Goal of the exercise ->
Leave out every picture, and restate word for word only the lines from the one containing "What data was" through the end of the material.

Figure content listings:
>> Begin
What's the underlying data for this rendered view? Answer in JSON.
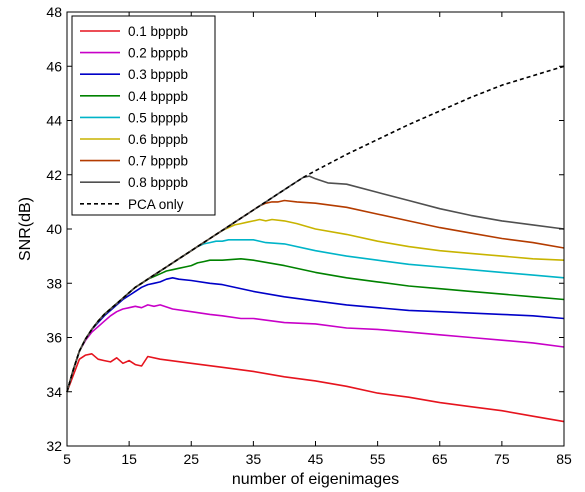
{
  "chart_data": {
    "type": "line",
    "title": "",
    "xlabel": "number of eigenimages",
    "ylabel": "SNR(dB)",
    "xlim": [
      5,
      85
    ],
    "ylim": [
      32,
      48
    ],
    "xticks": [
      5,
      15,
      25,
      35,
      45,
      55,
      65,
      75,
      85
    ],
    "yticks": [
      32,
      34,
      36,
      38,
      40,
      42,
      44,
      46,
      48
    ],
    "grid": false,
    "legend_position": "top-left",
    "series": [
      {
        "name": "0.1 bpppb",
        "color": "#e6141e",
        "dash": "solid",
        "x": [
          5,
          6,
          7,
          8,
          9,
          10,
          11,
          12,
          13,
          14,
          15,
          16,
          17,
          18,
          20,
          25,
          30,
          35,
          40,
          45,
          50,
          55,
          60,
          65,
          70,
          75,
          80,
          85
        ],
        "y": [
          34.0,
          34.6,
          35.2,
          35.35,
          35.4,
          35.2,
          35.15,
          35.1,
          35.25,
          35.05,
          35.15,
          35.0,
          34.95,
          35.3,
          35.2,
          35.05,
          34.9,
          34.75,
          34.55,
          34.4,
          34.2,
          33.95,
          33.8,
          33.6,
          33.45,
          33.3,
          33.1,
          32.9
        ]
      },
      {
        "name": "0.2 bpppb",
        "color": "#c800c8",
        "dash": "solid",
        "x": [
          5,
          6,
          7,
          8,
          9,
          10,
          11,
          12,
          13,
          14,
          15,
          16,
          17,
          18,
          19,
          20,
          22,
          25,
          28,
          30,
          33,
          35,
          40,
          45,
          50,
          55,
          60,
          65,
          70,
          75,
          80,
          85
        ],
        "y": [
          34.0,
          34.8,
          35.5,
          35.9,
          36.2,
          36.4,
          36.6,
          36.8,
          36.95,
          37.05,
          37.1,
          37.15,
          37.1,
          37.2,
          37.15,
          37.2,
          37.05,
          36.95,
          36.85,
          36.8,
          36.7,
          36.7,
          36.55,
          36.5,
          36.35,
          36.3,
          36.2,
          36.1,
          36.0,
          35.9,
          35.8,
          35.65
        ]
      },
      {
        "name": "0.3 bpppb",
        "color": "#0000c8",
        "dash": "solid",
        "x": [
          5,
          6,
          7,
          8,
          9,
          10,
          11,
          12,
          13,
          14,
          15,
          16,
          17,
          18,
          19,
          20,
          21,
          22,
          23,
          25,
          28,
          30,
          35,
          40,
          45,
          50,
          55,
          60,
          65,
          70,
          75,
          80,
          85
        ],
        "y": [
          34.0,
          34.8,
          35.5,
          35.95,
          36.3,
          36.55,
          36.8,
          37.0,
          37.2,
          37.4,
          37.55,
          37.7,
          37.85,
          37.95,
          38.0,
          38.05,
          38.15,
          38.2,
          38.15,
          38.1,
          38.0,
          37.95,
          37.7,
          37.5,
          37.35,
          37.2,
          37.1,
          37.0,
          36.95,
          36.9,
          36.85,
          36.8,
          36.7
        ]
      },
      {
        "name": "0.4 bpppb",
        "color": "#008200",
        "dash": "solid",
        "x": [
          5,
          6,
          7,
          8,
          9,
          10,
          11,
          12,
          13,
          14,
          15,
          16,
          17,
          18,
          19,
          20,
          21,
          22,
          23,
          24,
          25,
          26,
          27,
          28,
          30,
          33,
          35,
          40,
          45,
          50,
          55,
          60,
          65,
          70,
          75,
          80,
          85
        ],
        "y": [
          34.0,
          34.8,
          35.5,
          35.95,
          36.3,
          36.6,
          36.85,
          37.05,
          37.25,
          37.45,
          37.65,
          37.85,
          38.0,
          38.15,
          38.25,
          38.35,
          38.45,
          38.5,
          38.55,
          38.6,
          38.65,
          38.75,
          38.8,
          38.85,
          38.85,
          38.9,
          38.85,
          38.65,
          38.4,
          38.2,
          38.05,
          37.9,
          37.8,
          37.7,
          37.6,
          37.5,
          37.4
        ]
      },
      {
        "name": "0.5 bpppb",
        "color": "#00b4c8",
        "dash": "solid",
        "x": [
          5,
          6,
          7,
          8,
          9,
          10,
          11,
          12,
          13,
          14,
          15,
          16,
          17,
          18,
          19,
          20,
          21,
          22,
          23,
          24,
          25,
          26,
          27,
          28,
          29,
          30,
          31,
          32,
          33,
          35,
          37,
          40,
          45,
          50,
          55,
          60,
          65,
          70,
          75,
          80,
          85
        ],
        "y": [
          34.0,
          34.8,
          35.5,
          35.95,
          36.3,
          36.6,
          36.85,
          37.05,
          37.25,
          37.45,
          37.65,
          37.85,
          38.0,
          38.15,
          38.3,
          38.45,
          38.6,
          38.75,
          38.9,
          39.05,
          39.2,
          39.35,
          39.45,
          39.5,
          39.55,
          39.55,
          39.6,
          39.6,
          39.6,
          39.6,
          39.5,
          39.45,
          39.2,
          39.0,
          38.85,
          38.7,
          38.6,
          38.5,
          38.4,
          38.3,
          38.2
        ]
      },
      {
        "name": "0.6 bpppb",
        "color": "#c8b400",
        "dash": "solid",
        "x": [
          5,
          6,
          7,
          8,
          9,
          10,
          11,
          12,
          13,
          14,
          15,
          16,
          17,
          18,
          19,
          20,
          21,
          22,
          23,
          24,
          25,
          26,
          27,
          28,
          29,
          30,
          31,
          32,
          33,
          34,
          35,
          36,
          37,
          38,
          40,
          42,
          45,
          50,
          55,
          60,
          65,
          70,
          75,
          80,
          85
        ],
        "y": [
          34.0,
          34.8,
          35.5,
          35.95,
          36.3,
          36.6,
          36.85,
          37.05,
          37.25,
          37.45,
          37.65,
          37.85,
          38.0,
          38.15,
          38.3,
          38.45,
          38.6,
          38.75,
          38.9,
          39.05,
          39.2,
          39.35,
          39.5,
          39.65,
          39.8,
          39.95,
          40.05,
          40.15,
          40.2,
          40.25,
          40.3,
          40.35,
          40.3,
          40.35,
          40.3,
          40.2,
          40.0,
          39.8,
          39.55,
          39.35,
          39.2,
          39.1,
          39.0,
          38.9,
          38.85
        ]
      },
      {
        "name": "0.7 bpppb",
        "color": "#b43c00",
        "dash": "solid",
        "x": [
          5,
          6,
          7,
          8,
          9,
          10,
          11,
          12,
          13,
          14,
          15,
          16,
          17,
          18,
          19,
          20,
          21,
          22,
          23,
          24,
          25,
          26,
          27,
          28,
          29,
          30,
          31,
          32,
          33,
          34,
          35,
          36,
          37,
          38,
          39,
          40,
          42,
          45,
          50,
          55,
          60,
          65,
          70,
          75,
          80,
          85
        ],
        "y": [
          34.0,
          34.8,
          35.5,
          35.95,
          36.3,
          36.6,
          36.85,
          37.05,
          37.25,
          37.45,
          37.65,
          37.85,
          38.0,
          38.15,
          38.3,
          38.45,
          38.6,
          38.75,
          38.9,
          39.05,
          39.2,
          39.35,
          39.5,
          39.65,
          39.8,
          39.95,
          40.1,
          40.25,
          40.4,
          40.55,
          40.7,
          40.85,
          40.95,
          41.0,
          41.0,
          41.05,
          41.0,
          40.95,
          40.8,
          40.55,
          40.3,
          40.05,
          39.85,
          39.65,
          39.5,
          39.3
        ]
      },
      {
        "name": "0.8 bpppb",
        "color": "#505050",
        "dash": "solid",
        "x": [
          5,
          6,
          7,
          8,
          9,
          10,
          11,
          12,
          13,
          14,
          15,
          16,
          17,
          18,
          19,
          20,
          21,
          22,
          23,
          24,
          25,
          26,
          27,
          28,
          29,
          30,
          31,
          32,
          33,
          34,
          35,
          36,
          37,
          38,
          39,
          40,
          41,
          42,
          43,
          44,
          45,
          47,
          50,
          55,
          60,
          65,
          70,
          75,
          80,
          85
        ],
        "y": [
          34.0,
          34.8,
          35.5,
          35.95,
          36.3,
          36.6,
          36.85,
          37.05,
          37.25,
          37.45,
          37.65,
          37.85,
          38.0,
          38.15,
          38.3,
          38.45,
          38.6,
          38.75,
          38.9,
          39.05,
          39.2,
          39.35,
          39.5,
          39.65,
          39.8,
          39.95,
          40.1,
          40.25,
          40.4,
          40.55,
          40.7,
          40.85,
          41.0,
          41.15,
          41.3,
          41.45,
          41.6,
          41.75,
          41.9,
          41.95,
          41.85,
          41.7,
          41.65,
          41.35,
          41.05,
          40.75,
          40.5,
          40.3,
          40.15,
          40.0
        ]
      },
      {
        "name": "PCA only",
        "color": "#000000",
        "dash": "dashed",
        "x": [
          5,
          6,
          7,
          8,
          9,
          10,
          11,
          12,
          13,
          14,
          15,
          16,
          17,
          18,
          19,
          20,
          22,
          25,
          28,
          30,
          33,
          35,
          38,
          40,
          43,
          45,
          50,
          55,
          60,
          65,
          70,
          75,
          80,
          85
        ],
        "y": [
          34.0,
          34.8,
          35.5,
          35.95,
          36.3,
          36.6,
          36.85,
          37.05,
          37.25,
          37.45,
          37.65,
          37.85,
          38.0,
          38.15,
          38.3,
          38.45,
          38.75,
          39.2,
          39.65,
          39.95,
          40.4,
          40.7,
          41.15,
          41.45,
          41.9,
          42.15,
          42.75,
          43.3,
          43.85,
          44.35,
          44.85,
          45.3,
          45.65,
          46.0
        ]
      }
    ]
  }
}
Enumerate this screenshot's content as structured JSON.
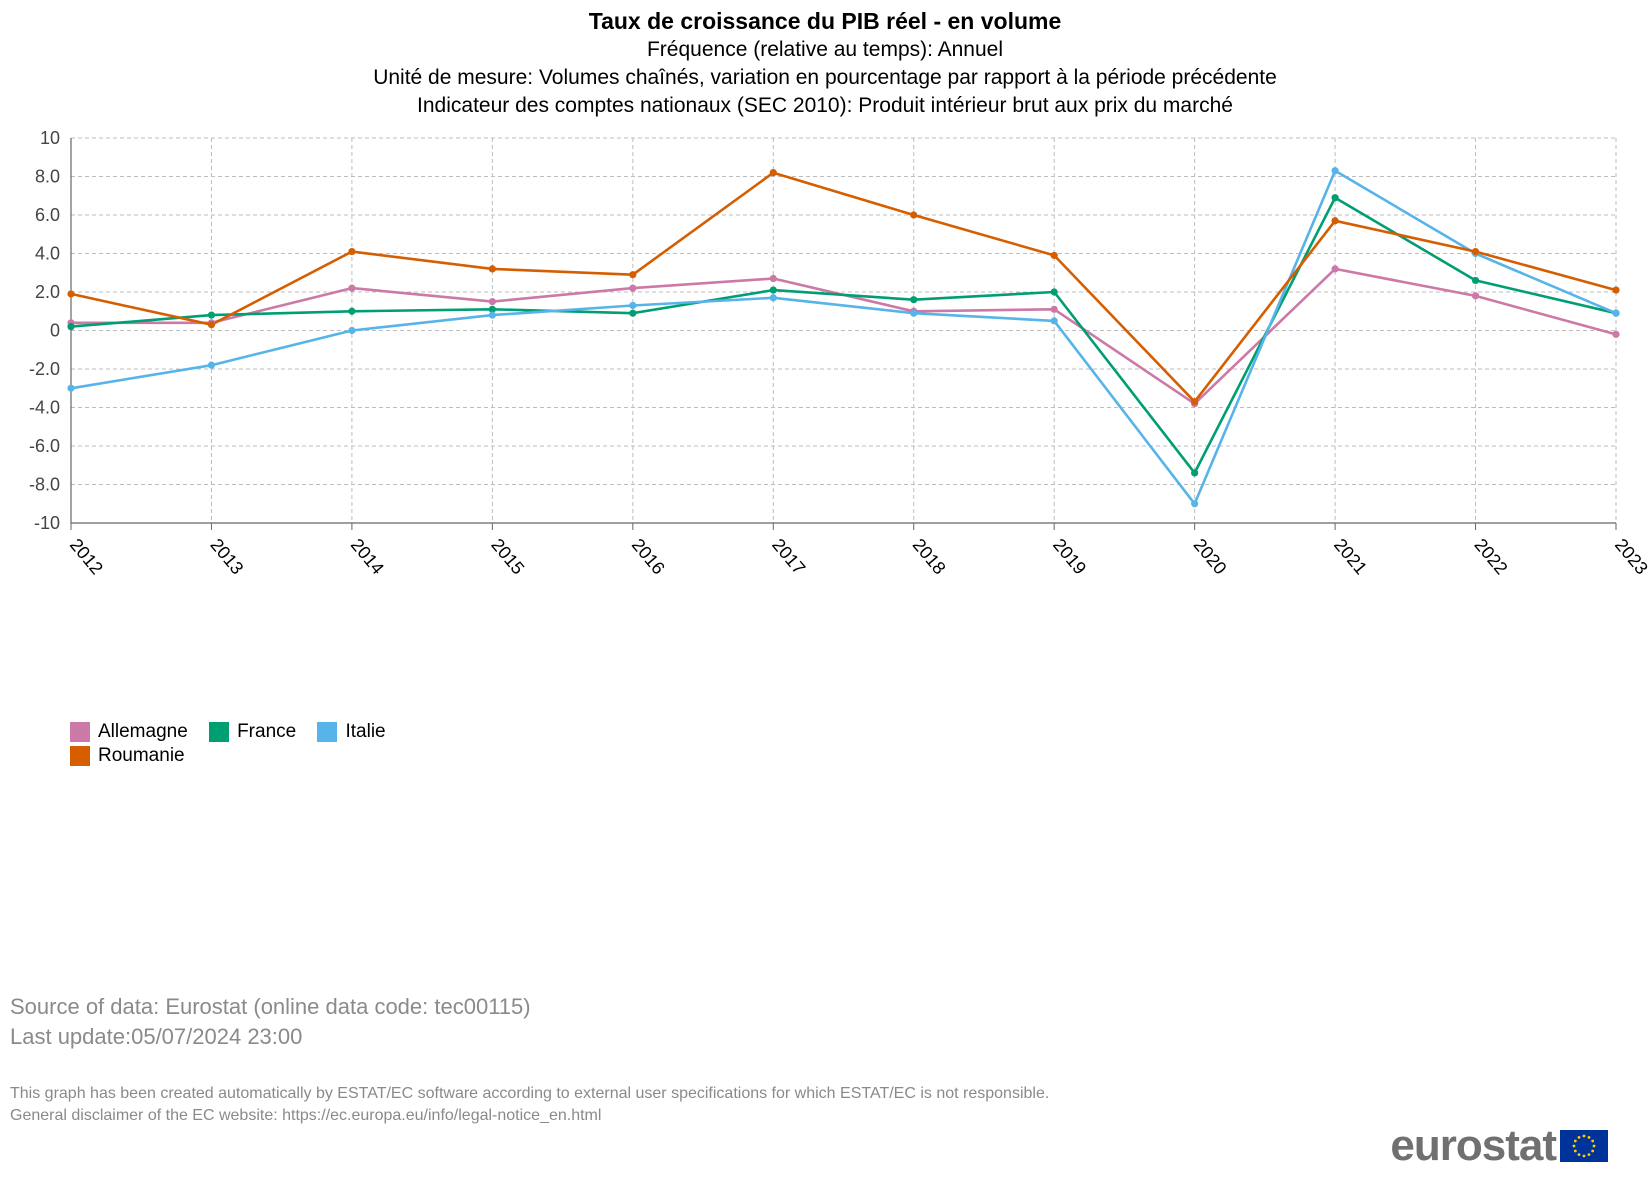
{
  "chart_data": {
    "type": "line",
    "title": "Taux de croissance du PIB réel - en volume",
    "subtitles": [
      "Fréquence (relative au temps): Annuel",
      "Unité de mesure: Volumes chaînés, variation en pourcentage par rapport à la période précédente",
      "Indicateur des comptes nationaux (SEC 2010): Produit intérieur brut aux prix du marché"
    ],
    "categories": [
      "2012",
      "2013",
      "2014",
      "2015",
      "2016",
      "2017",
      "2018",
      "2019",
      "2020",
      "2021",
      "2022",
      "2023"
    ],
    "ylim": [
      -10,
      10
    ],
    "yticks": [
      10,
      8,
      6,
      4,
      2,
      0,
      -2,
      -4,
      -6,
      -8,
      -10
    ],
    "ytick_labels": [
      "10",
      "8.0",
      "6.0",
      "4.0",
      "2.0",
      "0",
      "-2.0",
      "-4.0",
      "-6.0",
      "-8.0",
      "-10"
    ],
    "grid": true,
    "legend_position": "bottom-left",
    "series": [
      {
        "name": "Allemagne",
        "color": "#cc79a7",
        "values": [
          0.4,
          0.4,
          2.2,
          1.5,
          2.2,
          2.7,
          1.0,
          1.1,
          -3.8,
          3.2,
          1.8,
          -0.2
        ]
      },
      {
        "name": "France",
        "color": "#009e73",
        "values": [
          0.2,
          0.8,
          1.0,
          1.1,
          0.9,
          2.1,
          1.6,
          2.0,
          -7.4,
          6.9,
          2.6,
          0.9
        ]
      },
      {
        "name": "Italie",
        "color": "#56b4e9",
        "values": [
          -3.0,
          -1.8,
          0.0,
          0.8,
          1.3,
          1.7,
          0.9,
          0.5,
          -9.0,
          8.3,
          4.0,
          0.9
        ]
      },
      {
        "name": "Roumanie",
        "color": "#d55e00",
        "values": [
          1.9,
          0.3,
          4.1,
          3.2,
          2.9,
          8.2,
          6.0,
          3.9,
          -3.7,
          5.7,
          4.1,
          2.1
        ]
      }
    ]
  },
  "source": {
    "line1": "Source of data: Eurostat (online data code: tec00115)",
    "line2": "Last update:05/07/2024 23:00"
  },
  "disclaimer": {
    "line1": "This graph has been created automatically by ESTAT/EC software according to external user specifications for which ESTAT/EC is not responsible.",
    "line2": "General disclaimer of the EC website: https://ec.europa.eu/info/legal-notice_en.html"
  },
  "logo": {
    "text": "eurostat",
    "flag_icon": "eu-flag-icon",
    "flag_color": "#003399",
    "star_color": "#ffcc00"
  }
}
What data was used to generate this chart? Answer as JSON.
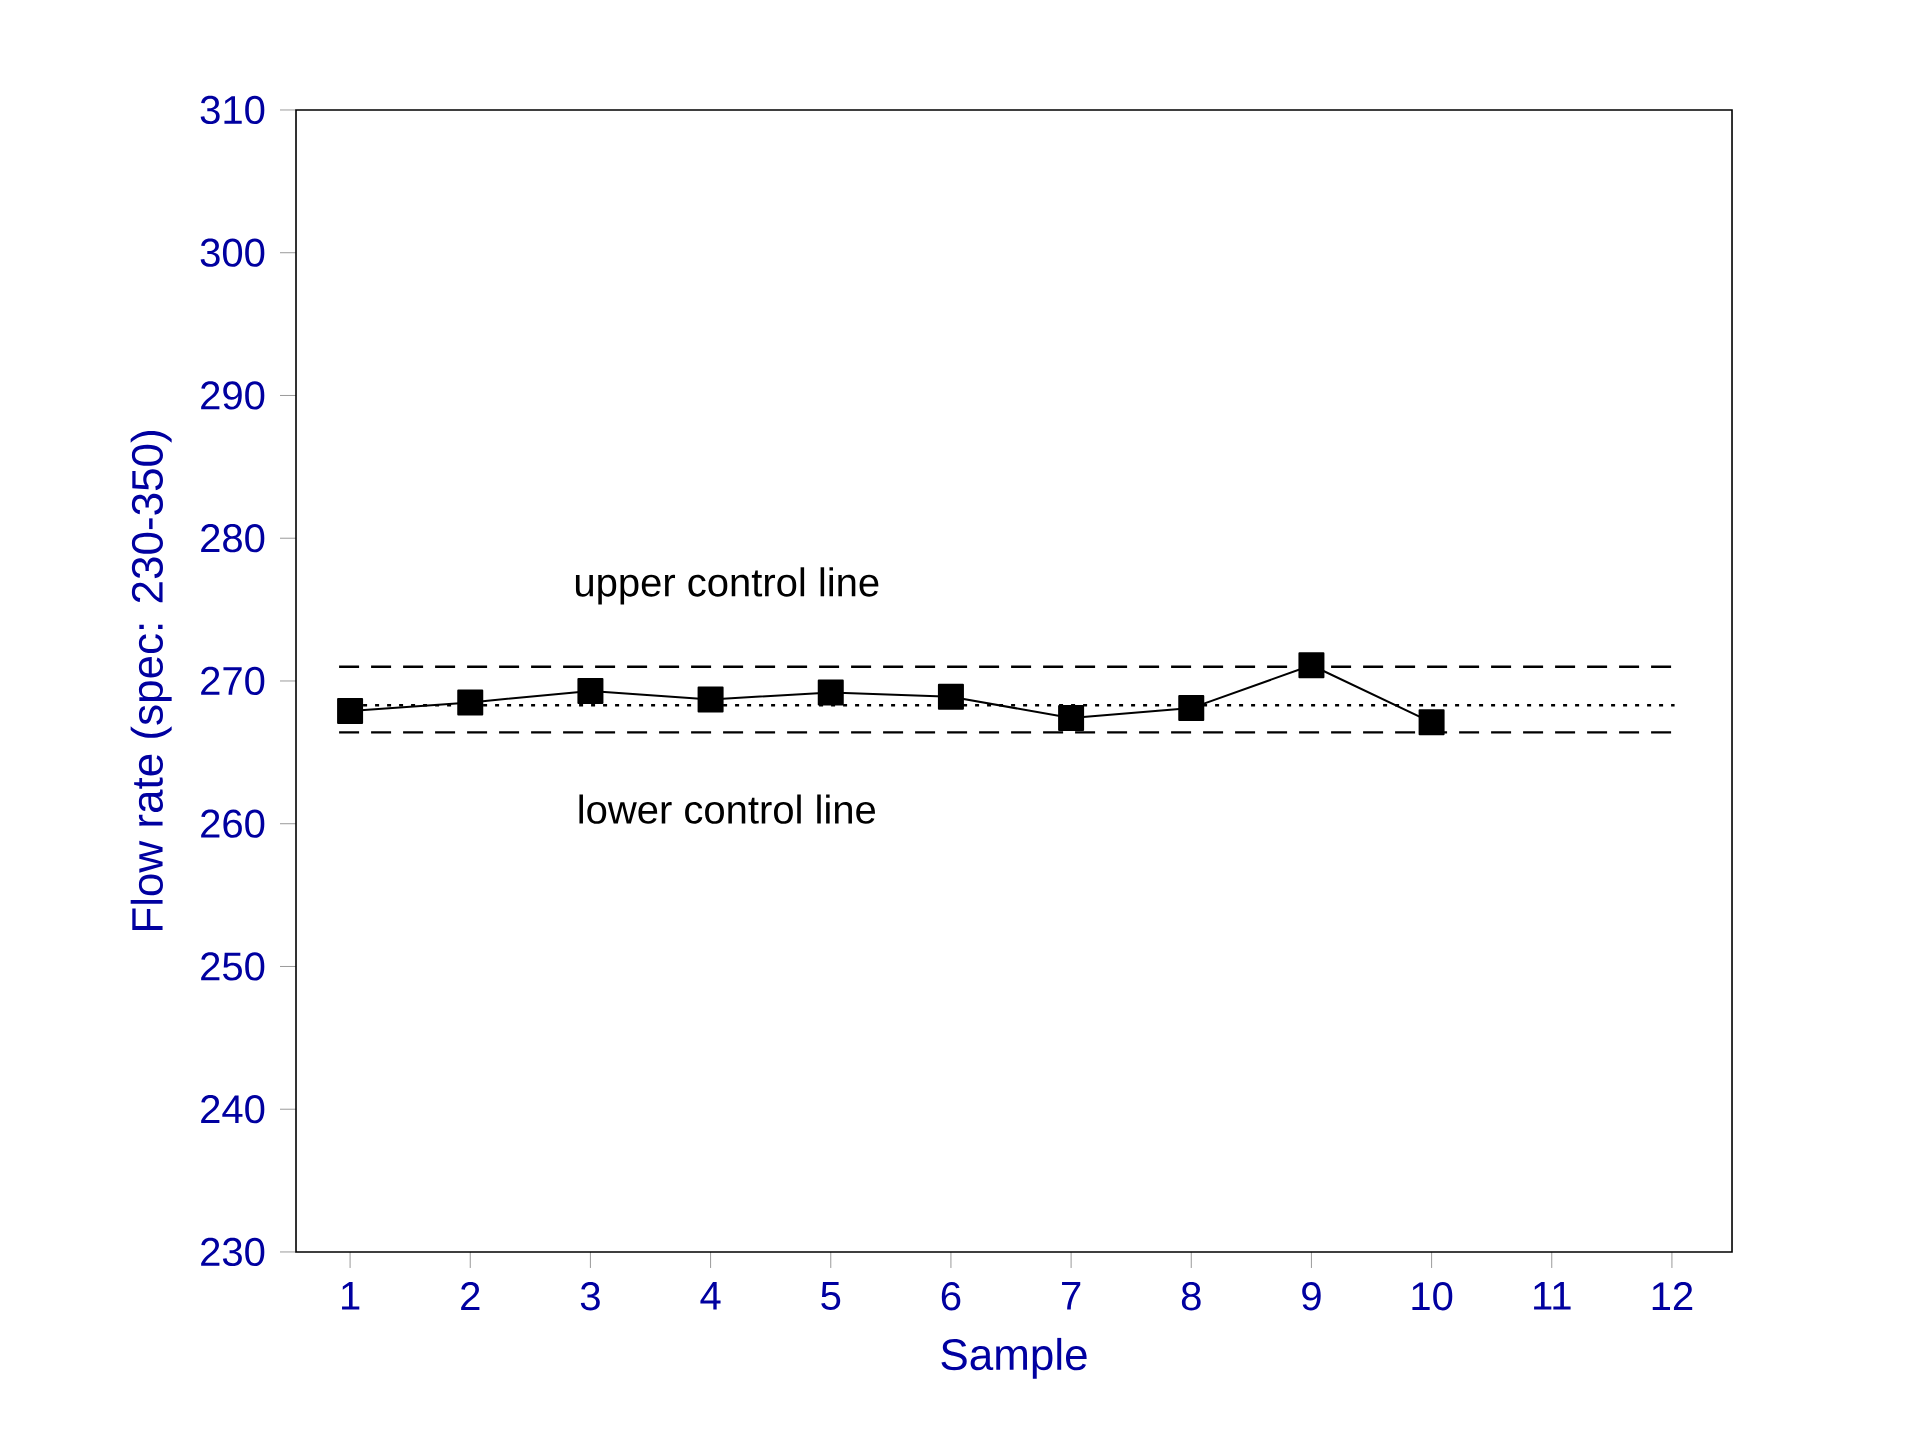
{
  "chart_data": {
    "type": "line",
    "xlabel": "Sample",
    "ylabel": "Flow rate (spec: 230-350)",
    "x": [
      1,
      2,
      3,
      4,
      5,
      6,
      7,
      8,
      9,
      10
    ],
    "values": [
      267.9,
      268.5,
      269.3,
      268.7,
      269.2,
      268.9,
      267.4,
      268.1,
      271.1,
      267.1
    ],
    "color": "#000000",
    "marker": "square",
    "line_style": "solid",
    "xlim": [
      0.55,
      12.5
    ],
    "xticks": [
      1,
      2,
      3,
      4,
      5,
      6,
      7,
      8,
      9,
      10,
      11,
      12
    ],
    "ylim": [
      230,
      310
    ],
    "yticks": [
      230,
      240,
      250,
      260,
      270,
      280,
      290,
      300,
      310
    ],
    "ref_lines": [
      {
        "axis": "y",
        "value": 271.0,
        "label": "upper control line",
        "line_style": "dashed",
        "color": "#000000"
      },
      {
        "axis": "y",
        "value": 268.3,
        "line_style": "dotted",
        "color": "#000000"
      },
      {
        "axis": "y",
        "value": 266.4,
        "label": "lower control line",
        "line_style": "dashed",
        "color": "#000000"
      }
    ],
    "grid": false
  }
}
>> End
Solution below ->
What data was used to generate this chart? Answer as JSON.
{
  "chart_data": {
    "type": "line",
    "xlabel": "Sample",
    "ylabel": "Flow rate (spec: 230-350)",
    "x": [
      1,
      2,
      3,
      4,
      5,
      6,
      7,
      8,
      9,
      10
    ],
    "values": [
      267.9,
      268.5,
      269.3,
      268.7,
      269.2,
      268.9,
      267.4,
      268.1,
      271.1,
      267.1
    ],
    "color": "#000000",
    "marker": "square",
    "line_style": "solid",
    "xlim": [
      0.55,
      12.5
    ],
    "xticks": [
      1,
      2,
      3,
      4,
      5,
      6,
      7,
      8,
      9,
      10,
      11,
      12
    ],
    "ylim": [
      230,
      310
    ],
    "yticks": [
      230,
      240,
      250,
      260,
      270,
      280,
      290,
      300,
      310
    ],
    "ref_lines": [
      {
        "axis": "y",
        "value": 271.0,
        "label": "upper control line",
        "line_style": "dashed",
        "color": "#000000"
      },
      {
        "axis": "y",
        "value": 268.3,
        "line_style": "dotted",
        "color": "#000000"
      },
      {
        "axis": "y",
        "value": 266.4,
        "label": "lower control line",
        "line_style": "dashed",
        "color": "#000000"
      }
    ],
    "grid": false
  }
}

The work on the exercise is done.